→ **EXERCISE INSTRUCTIONS**
All entries are to be given again verbatim.

→ **EXERCISE INPUTS**
———

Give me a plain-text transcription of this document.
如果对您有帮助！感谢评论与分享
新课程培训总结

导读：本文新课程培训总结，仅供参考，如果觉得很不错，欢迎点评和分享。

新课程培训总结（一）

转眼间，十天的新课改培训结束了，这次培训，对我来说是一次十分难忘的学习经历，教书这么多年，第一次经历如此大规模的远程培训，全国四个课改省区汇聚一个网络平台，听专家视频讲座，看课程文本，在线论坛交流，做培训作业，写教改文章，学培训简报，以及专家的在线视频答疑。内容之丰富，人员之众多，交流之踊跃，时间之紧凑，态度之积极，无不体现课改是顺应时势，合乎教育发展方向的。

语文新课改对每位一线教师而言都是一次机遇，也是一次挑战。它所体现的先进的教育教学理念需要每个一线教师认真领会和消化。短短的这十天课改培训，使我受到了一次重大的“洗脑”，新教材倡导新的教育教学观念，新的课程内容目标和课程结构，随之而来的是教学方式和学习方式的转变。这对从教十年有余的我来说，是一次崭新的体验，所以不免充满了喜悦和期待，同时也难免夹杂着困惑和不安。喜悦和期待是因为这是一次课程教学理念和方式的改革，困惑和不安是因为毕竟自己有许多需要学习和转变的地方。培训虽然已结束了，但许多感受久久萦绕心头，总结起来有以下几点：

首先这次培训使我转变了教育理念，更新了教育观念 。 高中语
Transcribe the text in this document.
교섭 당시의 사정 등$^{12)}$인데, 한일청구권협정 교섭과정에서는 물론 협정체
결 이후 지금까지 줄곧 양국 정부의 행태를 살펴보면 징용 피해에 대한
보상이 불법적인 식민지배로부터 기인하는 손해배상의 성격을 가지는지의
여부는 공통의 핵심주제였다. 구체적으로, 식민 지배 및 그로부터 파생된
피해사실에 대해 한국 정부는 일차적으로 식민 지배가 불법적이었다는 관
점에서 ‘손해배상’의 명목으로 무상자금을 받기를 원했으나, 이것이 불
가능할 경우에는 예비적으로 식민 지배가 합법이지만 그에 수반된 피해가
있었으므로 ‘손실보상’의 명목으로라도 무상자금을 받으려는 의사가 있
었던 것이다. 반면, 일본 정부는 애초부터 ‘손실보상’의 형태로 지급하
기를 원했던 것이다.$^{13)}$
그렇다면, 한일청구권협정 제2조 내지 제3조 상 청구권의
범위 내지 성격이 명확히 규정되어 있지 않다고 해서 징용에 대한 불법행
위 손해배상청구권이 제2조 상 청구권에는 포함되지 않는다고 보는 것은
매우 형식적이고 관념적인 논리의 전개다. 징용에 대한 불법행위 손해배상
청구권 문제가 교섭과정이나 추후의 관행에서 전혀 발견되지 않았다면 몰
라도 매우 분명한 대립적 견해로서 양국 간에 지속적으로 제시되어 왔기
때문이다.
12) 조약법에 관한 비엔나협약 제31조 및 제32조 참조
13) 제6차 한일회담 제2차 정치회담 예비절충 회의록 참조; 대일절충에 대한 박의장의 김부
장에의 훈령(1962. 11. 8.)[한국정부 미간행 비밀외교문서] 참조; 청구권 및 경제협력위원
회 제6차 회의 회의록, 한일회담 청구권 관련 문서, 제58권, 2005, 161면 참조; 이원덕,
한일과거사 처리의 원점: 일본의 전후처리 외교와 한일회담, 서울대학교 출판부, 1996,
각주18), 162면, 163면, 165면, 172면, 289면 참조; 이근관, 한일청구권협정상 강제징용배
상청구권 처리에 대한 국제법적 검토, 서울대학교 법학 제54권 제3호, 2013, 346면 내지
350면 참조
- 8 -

———

→ **RESPONSE TO THE EXERCISE**
Give me a plain-text transcription of this document.
如果对您有帮助！感谢评论与分享
新课程培训总结

导读：本文新课程培训总结，仅供参考，如果觉得很不错，欢迎点评和分享。

新课程培训总结（一）

转眼间，十天的新课改培训结束了，这次培训，对我来说是一次十分难忘的学习经历，教书这么多年，第一次经历如此大规模的远程培训，全国四个课改省区汇聚一个网络平台，听专家视频讲座，看课程文本，在线论坛交流，做培训作业，写教改文章，学培训简报，以及专家的在线视频答疑。内容之丰富，人员之众多，交流之踊跃，时间之紧凑，态度之积极，无不体现课改是顺应时势，合乎教育发展方向的。

语文新课改对每位一线教师而言都是一次机遇，也是一次挑战。它所体现的先进的教育教学理念需要每个一线教师认真领会和消化。短短的这十天课改培训，使我受到了一次重大的“洗脑”，新教材倡导新的教育教学观念，新的课程内容目标和课程结构，随之而来的是教学方式和学习方式的转变。这对从教十年有余的我来说，是一次崭新的体验，所以不免充满了喜悦和期待，同时也难免夹杂着困惑和不安。喜悦和期待是因为这是一次课程教学理念和方式的改革，困惑和不安是因为毕竟自己有许多需要学习和转变的地方。培训虽然已结束了，但许多感受久久萦绕心头，总结起来有以下几点：

首先这次培训使我转变了教育理念，更新了教育观念 。 高中语
Transcribe the text in this document.
교섭 당시의 사정 등$^{12)}$인데, 한일청구권협정 교섭과정에서는 물론 협정체
결 이후 지금까지 줄곧 양국 정부의 행태를 살펴보면 징용 피해에 대한
보상이 불법적인 식민지배로부터 기인하는 손해배상의 성격을 가지는지의
여부는 공통의 핵심주제였다. 구체적으로, 식민 지배 및 그로부터 파생된
피해사실에 대해 한국 정부는 일차적으로 식민 지배가 불법적이었다는 관
점에서 ‘손해배상’의 명목으로 무상자금을 받기를 원했으나, 이것이 불
가능할 경우에는 예비적으로 식민 지배가 합법이지만 그에 수반된 피해가
있었으므로 ‘손실보상’의 명목으로라도 무상자금을 받으려는 의사가 있
었던 것이다. 반면, 일본 정부는 애초부터 ‘손실보상’의 형태로 지급하
기를 원했던 것이다.$^{13)}$
그렇다면, 한일청구권협정 제2조 내지 제3조 상 청구권의
범위 내지 성격이 명확히 규정되어 있지 않다고 해서 징용에 대한 불법행
위 손해배상청구권이 제2조 상 청구권에는 포함되지 않는다고 보는 것은
매우 형식적이고 관념적인 논리의 전개다. 징용에 대한 불법행위 손해배상
청구권 문제가 교섭과정이나 추후의 관행에서 전혀 발견되지 않았다면 몰
라도 매우 분명한 대립적 견해로서 양국 간에 지속적으로 제시되어 왔기
때문이다.
12) 조약법에 관한 비엔나협약 제31조 및 제32조 참조
13) 제6차 한일회담 제2차 정치회담 예비절충 회의록 참조; 대일절충에 대한 박의장의 김부
장에의 훈령(1962. 11. 8.)[한국정부 미간행 비밀외교문서] 참조; 청구권 및 경제협력위원
회 제6차 회의 회의록, 한일회담 청구권 관련 문서, 제58권, 2005, 161면 참조; 이원덕,
한일과거사 처리의 원점: 일본의 전후처리 외교와 한일회담, 서울대학교 출판부, 1996,
각주18), 162면, 163면, 165면, 172면, 289면 참조; 이근관, 한일청구권협정상 강제징용배
상청구권 처리에 대한 국제법적 검토, 서울대학교 법학 제54권 제3호, 2013, 346면 내지
350면 참조
- 8 -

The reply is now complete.